### Extrait du document

3. Que fais-tu précisément aujourd’hui?

Quand j’ai quitté la direction commerciale de Destination Québec, pas très loin de la retraite, j’ai eu envie de m’occuper non pas de « la destination Québec » mais de quelques prestataires du tourisme québécois qui me plaisaient et que je pourrais aider à travailler de plus près encore avec le réseau de distribution d’Europe francophone. J’en ai eu jusqu’à 5 et je n’en ai conservé que 3 que j’appelle « mes coups de cœur ». (ndlr : voir photos ci-après)

Désormais, comme à mes débuts, je revisite des agences ciblées sur toute l’Europe. Finalement, rien de mieux que le contact direct avec les vendeurs et les TO. Je vais aussi régulièrement au Québec pour rencontrer les réceptifs et m’assurer que mes 3 prestataires sont bien référencés. En somme, je fais l’interface entre DMC et voyagistes.

La base de données que j’ai démarrée pendant ma période de chômage et que je continue plus que jamais m’est très utile pour toutes mes opérations. Elle atteint 25 000 contacts aujourd’hui, dans le monde entier!

Parc Oméga, Outaouais

Auberge Le Baluchon, Mauricie

Le Cap-Aux-Pierres, Charlevoix

4. Est-ce que les touristes français ont changé depuis 30 ans? Comment?

Oui. Autrefois, la clientèle allait dans les agences et repartait avec un catalogue créé par des TO aux marques connues. Même chose pour les groupistes et leurs clientèles de groupes de CE (comité d’entreprises) ou d’autocaristes.

Depuis qu’Internet existe, depuis le développement des plateformes de résas, notamment dans l’aérien, l’hôtellerie et maintenant dans les résas d’attractions, tout a changé dans tous les secteurs du tourisme. La désintermédiation est en marche. Les agences que je rencontre parlent toutes des changements de comportement de leur clientèle. Par exemple, avant, dans les brochures, les TO mettaient des voyages « à la carte ». Maintenant, on ne parle que de « voyages sur mesure » c’est-à-dire adaptés à chaque client, qui je le rappelle, regardent d’abord presque tous sur Internet. Cette tendance correspond d’ailleurs à l’individualisation de la société. Cela se ressent dans tous les domaines. Les agences ont donc dû s’organiser, les TO créer des outils de réservation entre eux et les agences, les DMC également avec des plateformes de réservation entre elles, les TO et désormais certaines agences. Ils ont également dû partir à la recherche de produits qui correspondent plus à ce que leurs clients leur demandent. Et les prestataires ont dû s’adapter à tous ces changements, monter des forfaits, offrir des expériences…

5. Que veulent faire les Français en 2024 au Québec?

Justement, les clients veulent faire des « expériences » et cela, sur toutes les catégories d’âge. Des jeunes, des couples, des familles des retraités… Je ne vous apprendrai rien en vous disant que sur place, on regarde son téléphone, on cherche son restaurant, son hôtel, que faire dans le coin. On cherche aussi ce que d’autres ont écrit dans les réseaux sociaux. Tiens, il y a une chocolaterie dans le coin? On y va. On choisit en fonction de ce que l’on voit sur place. C’est pour cela aussi que toute la profession doit s’organiser pour la période du « slow tourisme ». Les DMC s’adaptent peu à peu.

### Lignes
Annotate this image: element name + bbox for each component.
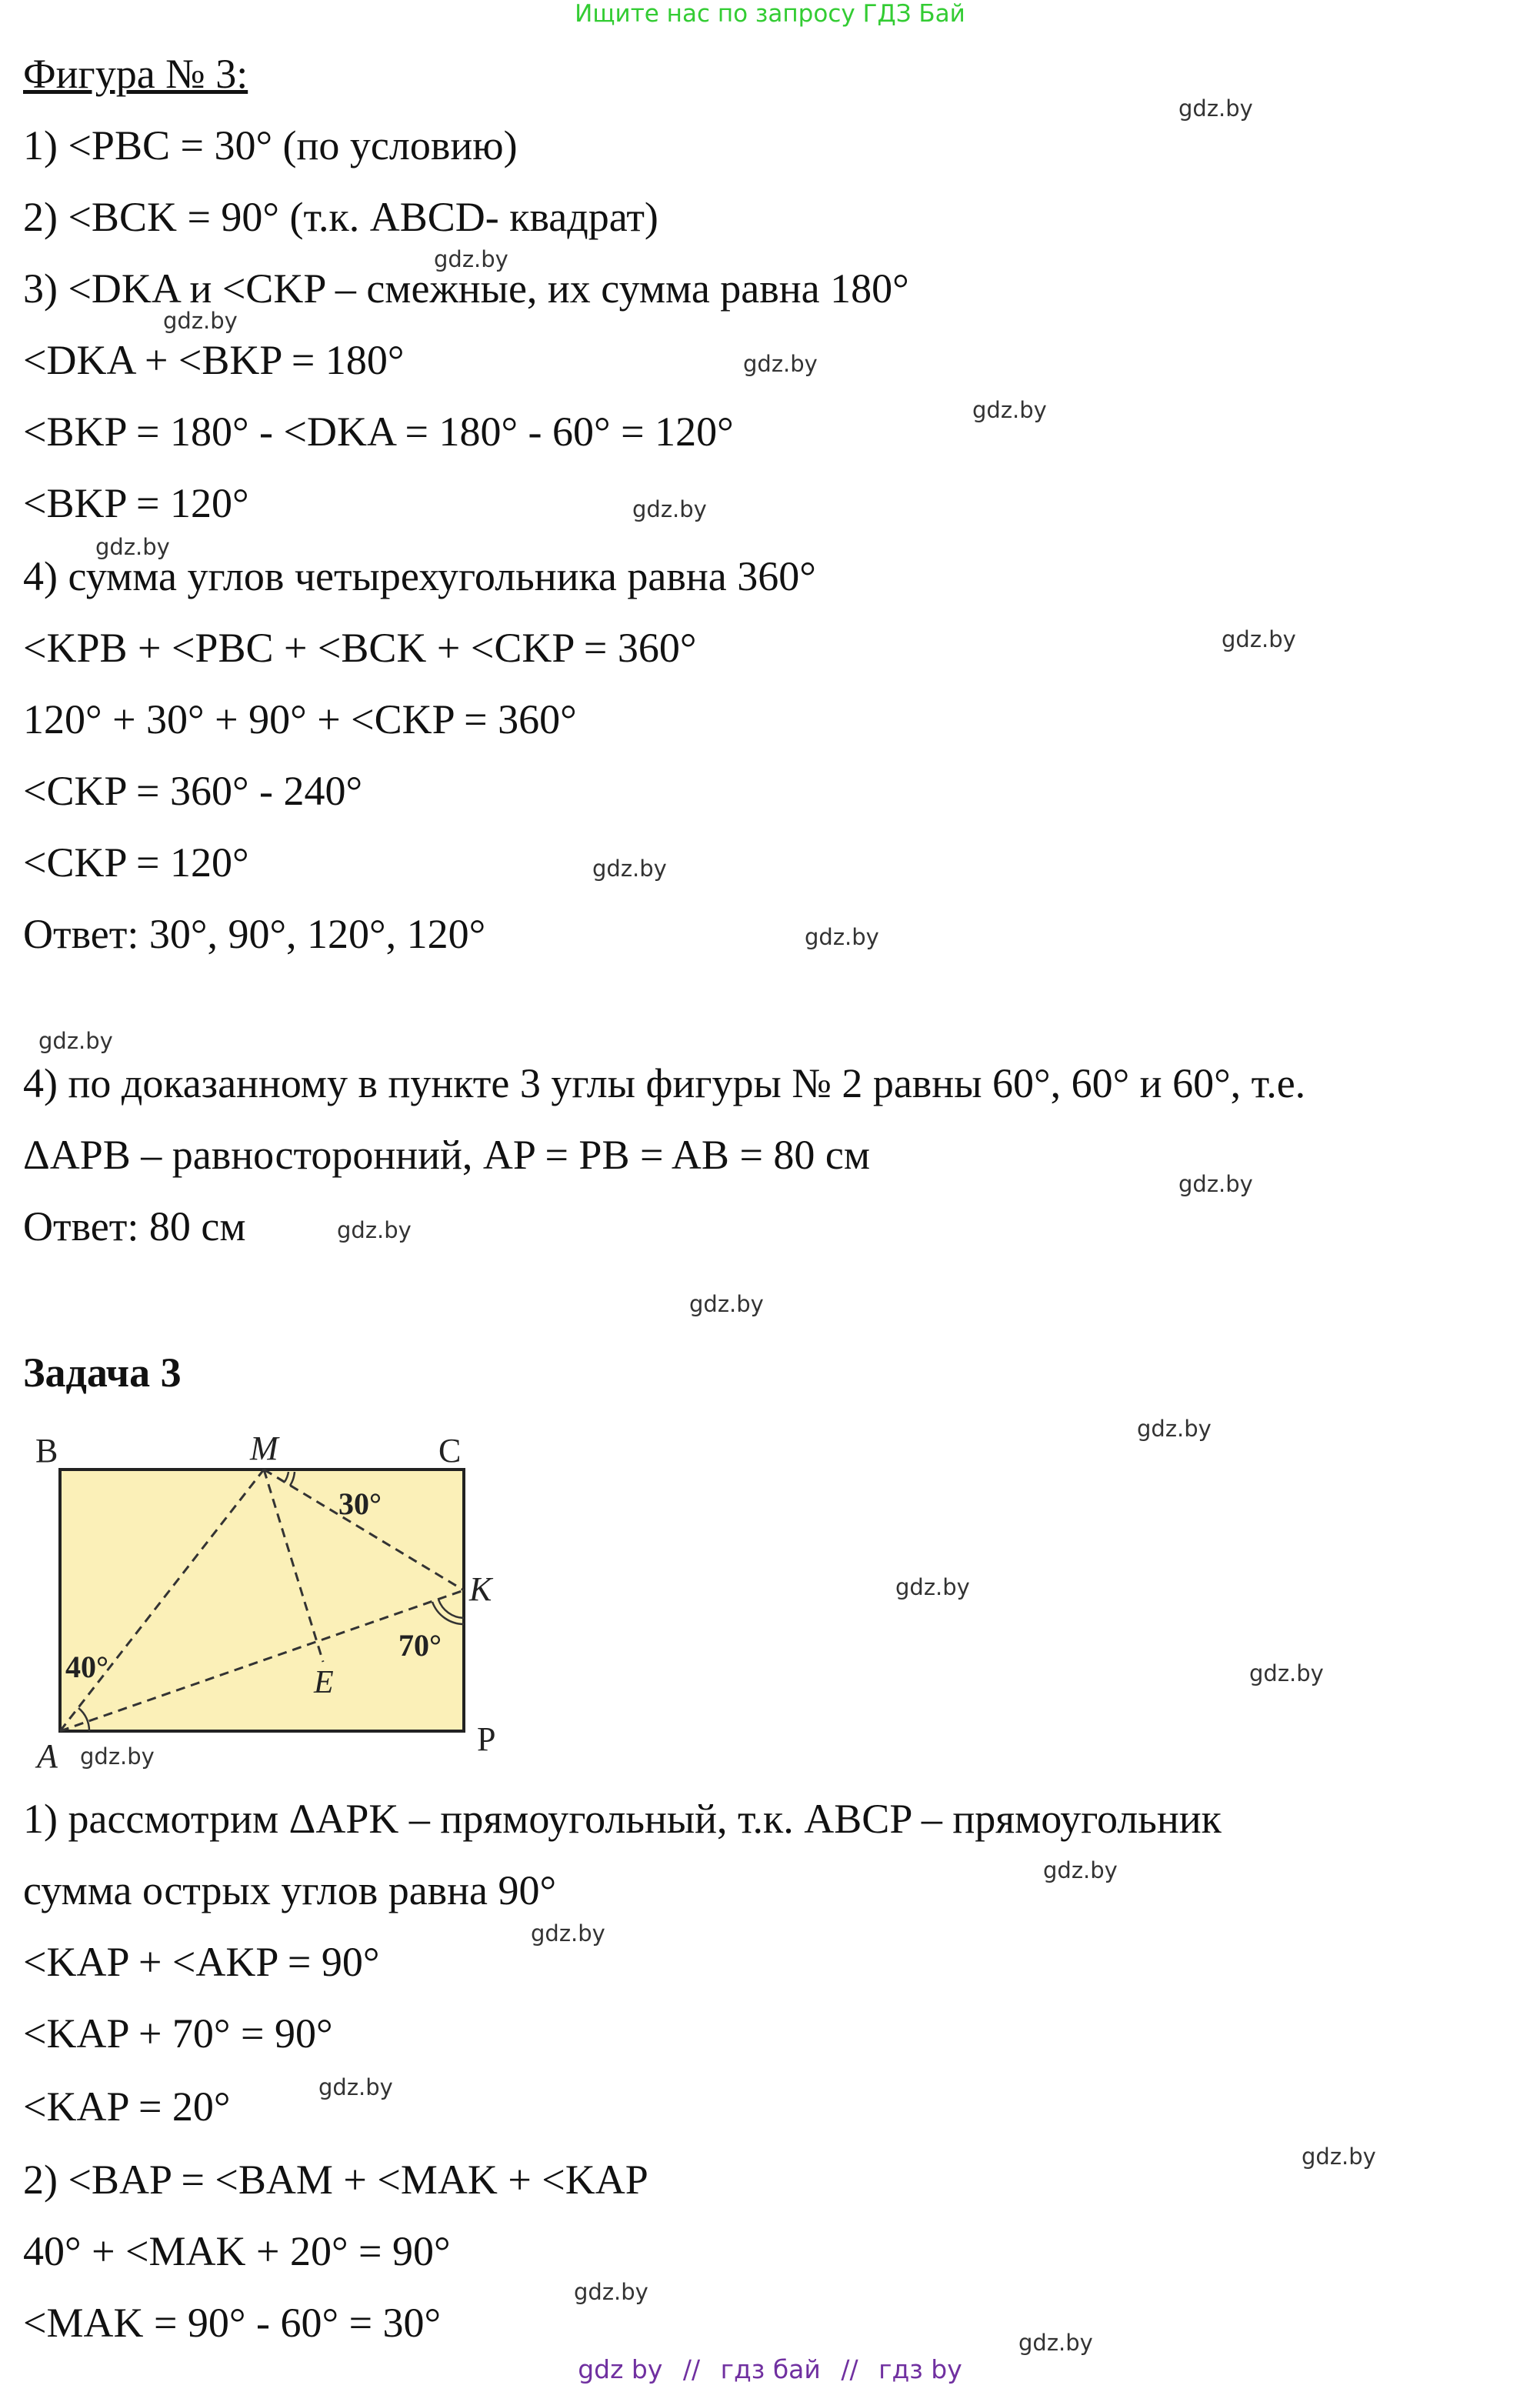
- text-line: <CKP = 360° - 240°: [23, 768, 363, 814]
- footer-link-gdz-bai[interactable]: гдз бай: [720, 2354, 821, 2384]
- task-title: Задача 3: [23, 1349, 182, 1396]
- watermark: gdz.by: [632, 496, 707, 522]
- text-line: <MAK = 90° - 60° = 30°: [23, 2300, 442, 2346]
- angle-label-30: 30°: [338, 1486, 382, 1521]
- text-line: <CKP = 120°: [23, 839, 249, 886]
- angle-label-40: 40°: [65, 1650, 108, 1684]
- footer-separator: //: [841, 2354, 858, 2384]
- footer-links: [0, 2354, 1540, 2384]
- vertex-label-e: E: [314, 1665, 334, 1700]
- watermark: gdz.by: [163, 308, 238, 334]
- text-line: <KPB + <PBC + <BCK + <CKP = 360°: [23, 625, 697, 671]
- watermark: gdz.by: [689, 1291, 764, 1317]
- text-line: <DKA + <BKP = 180°: [23, 337, 405, 383]
- text-line: <KAP = 20°: [23, 2083, 231, 2130]
- text-line: <BKP = 120°: [23, 480, 249, 526]
- text-line: 2) <BAP = <BAM + <MAK + <KAP: [23, 2157, 648, 2203]
- watermark: gdz.by: [972, 397, 1047, 423]
- text-line: 2) <BCK = 90° (т.к. ABCD- квадрат): [23, 194, 658, 240]
- text-line: 1) рассмотрим ΔAPK – прямоугольный, т.к. ABCP – прямоугольник: [23, 1796, 1222, 1842]
- text-line: <KAP + 70° = 90°: [23, 2010, 333, 2057]
- text-line: 4) по доказанному в пункте 3 углы фигуры № 2 равны 60°, 60° и 60°, т.е.: [23, 1060, 1306, 1106]
- watermark: gdz.by: [1302, 2143, 1376, 2170]
- watermark: gdz.by: [1222, 626, 1296, 652]
- text-line: сумма острых углов равна 90°: [23, 1867, 557, 1913]
- vertex-label-a: A: [37, 1737, 58, 1773]
- text-line: <KAP + <AKP = 90°: [23, 1939, 380, 1985]
- footer-link-gdz-by-ru[interactable]: гдз by: [878, 2354, 962, 2384]
- watermark: gdz.by: [574, 2279, 648, 2305]
- watermark: gdz.by: [805, 924, 879, 950]
- watermark: gdz.by: [38, 1028, 113, 1054]
- geometry-figure: [23, 1420, 500, 1773]
- watermark: gdz.by: [1249, 1660, 1324, 1686]
- answer-line: Ответ: 80 см: [23, 1203, 246, 1249]
- angle-label-70: 70°: [398, 1628, 442, 1663]
- text-line: <BKP = 180° - <DKA = 180° - 60° = 120°: [23, 409, 734, 455]
- watermark: gdz.by: [743, 351, 818, 377]
- text-line: ΔAPB – равносторонний, AP = PB = AB = 80 см: [23, 1132, 871, 1178]
- watermark: gdz.by: [1178, 95, 1253, 122]
- watermark: gdz.by: [337, 1217, 412, 1243]
- footer-separator: //: [682, 2354, 701, 2384]
- watermark: gdz.by: [1043, 1857, 1118, 1883]
- vertex-label-k: K: [469, 1570, 492, 1608]
- text-line: 1) <PBC = 30° (по условию): [23, 122, 518, 168]
- vertex-label-p: P: [477, 1720, 496, 1758]
- vertex-label-m: M: [250, 1430, 278, 1467]
- text-line: 4) сумма углов четырехугольника равна 360°: [23, 553, 816, 599]
- watermark: gdz.by: [95, 534, 170, 560]
- watermark: gdz.by: [895, 1574, 970, 1600]
- rectangle-abcp: [60, 1470, 464, 1731]
- watermark: gdz.by: [592, 856, 667, 882]
- watermark: gdz.by: [318, 2074, 393, 2100]
- text-line: 40° + <MAK + 20° = 90°: [23, 2228, 451, 2274]
- answer-line: Ответ: 30°, 90°, 120°, 120°: [23, 911, 486, 957]
- watermark: gdz.by: [434, 246, 508, 272]
- watermark: gdz.by: [1018, 2330, 1093, 2356]
- text-line: 3) <DKA и <CKP – смежные, их сумма равна 180°: [23, 265, 909, 312]
- text-line: 120° + 30° + 90° + <CKP = 360°: [23, 696, 577, 742]
- watermark: gdz.by: [1137, 1416, 1212, 1442]
- vertex-label-c: C: [438, 1432, 462, 1470]
- header-link[interactable]: Ищите нас по запросу ГДЗ Бай: [575, 0, 965, 28]
- watermark: gdz.by: [1178, 1171, 1253, 1197]
- watermark: gdz.by: [80, 1743, 155, 1770]
- section-title: Фигура № 3:: [23, 51, 248, 97]
- footer-link-gdz-by[interactable]: gdz by: [578, 2354, 663, 2384]
- watermark: gdz.by: [531, 1920, 605, 1947]
- vertex-label-b: B: [35, 1432, 58, 1470]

### Consignes
a) D'après l'extrait sur le tourisme au Québec, combien de contacts compte aujourd'hui la base de données de la personne interrogée ?
b) Poursuivez l'extrait sur le tourisme au Québec à la suite de sa dernière phrase.
Les lignes ci-dessus ne sont pas utiles pour ce travail.

### Réponses attendues
a) Elle atteint 25 000 contacts, dans le monde entier.

b)
6. On dit que les Français adorent le Québec, mais dans les faits, les États-Unis ont toujours attiré plus dans leurs intentions de voyage. Comment expliquer ça?

Bien avant que le Québec ne soit sur la « map », les États-Unis étaient très populaires en France. L’image de la Route 66 et des routards, la ville de New York, la Californie, avec chanson à succès chantée par Julien Clerc en 1971. Ils continuent à l’être avec une desserte aérienne incroyable partout, même si les prix ont augmenté cette année. Comment expliquer cela? C’est peut-être « le rêve américain » qui continue…

Personnellement, je pense dans ma tête que le Canada et le Québec, cela n’a rien à voir avec les États-Unis, même si les deux sont en Amérique du Nord : différences de langues, de culture, de civilisation…

Il y a en effet plus de Français aux États-Unis (1,8 millions en 2020 contre près de 670 000 au Canada en 2019).

7. Crois-tu qu’avec les changements climatiques et les grandes chaleurs/sécheresses en Europe, le Québec, avec son climat tempéré et sa neige l’hiver, représente dans l’avenir une plus grande opportunité de voyage pour les Européens du Sud?

J’en doute beaucoup! On est en pleine période de réchauffement climatique et vous en savez quelque chose, en ce début d’année 2024! Cela a d’ailleurs durement été rappelé l’hiver dernier, dans l’émission télé renommée « Enquête exclusive », qui a fait état du réchauffement climatique, où le présentateur a dit que le Canada se réchauffait 2 fois plus vite que le reste de la planète, ce que j’ai quand même du mal à croire!

8. Tu es ministre du Tourisme au Québec. Quelles sont tes priorités?

Vous avez une ministre du Tourisme qui communique déjà beaucoup. Mais même si cela ne m’arrivera probablement pas, j’accentuerais encore plus la communication de nos instances professionnelles ici, en Europe, représentées par Bonjour Québec. Je vous donne un seul exemple.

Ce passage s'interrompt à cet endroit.